* Texto escolhido:
========================================

Vozeirão de Alan Rickman, ator genial do teatro, tinha vida própria
Prepare-se, lá vem sopapo. Apagam-se as luzes. A plateia mergulha na escuridão que precede as grandes revelações. O silêncio é cortado por aquelas tosses e pigarros ridículos. Daria no mesmo se as pessoas gritassem um “esse escuro me sufoca”. Mal sabiam que a coisa iria piorar.
O homem entra. O refletor espoca um facho de luz. Toma o palco todinho. Não, melhor, sua ‘voz’. Sua ‘voz’ toma o palco, rasga o ar e entra em nossos corpos. Somos todos aquela ‘voz’, não temos como nos livrar. Ainda bem. Prazer, dona ‘voz’, assim te reconhecemos e saudamos: seu nome é Alan Rickman.
Sua ‘voz’ tinha vida própria. Poderia pagar imposto, com direito a RG e CPF próprios. Mas não. Ainda bem.
Aquele palco está fincado na cidade de Londres e era uma daquelas noites geladas de um abril de 1986. O teatro do Barbican acabara de estrear a peça “Mephisto”.
E agora estamos vendidos novamente. Rickman veste a mesma personagem que foi de Klaus Maria Brandauer no cinema. Chama-se Hendrick Hoefgen e é um ator de teatro que bandeia para o lado nazista em troca de sua ambição. A coisa acaba mal para ele, mas saímos vingados: Rickman é rei e nada nos faltará.
Esqueça o Snape, de “Harry Potter”. Deixe de lado o Hans Gruber do primeiro “Duro de Matar” ou mesmo o xerife de “Robin Wood”. Ele, como ator genial, fez muitos personagens que são seu oposto. Que o diga sua atuação no doce “Simplesmente Amor”.
Foi pouco. Protagonizou vários filmes românticos e estraçalhou corações. Posts com declarações de amor incontido podem dar algumas voltas ao redor do Sol. Mas era bom-moço, apesar do olhar de tédio incontido. Vivia com seu amor de adolescência, Rima Horton, desde 1965.
[...]
Mas, note, é possível ouvir daqui: o ‘vozeirão’ de Rickman ainda ecoa no Barbican (Cury, 2016, itálico e aspas duplas do autor; aspas simples minhas).

========================================

* Listagem salva:
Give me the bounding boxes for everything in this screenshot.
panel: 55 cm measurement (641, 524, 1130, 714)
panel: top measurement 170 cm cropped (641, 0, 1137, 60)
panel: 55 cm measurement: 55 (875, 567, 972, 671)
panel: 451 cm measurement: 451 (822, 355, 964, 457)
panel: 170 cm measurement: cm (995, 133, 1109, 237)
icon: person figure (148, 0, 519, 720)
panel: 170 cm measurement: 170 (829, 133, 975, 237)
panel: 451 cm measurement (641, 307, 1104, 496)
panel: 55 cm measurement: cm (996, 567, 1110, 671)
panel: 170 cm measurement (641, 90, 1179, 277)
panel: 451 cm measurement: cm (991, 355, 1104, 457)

========================================

* Tarefas:
A. No texto sobre Alan Rickman, quais títulos aparecem entre aspas no parágrafo que começa com "Esqueça o Snape"?
B. Copie palavra por palavra o trecho do texto sobre Alan Rickman que começa com as palavras "O homem entra." e termina com "nada nos faltará.".
Responda usando só o texto sobre Alan Rickman, sem recorrer à listagem.

* Respostas:
A. "Harry Potter", "Duro de Matar", "Robin Wood" e "Simplesmente Amor".

B.
O homem entra. O refletor espoca um facho de luz. Toma o palco todinho. Não, melhor, sua ‘voz’. Sua ‘voz’ toma o palco, rasga o ar e entra em nossos corpos. Somos todos aquela ‘voz’, não temos como nos livrar. Ainda bem. Prazer, dona ‘voz’, assim te reconhecemos e saudamos: seu nome é Alan Rickman.
Sua ‘voz’ tinha vida própria. Poderia pagar imposto, com direito a RG e CPF próprios. Mas não. Ainda bem.
Aquele palco está fincado na cidade de Londres e era uma daquelas noites geladas de um abril de 1986. O teatro do Barbican acabara de estrear a peça “Mephisto”.
E agora estamos vendidos novamente. Rickman veste a mesma personagem que foi de Klaus Maria Brandauer no cinema. Chama-se Hendrick Hoefgen e é um ator de teatro que bandeia para o lado nazista em troca de sua ambição. A coisa acaba mal para ele, mas saímos vingados: Rickman é rei e nada nos faltará.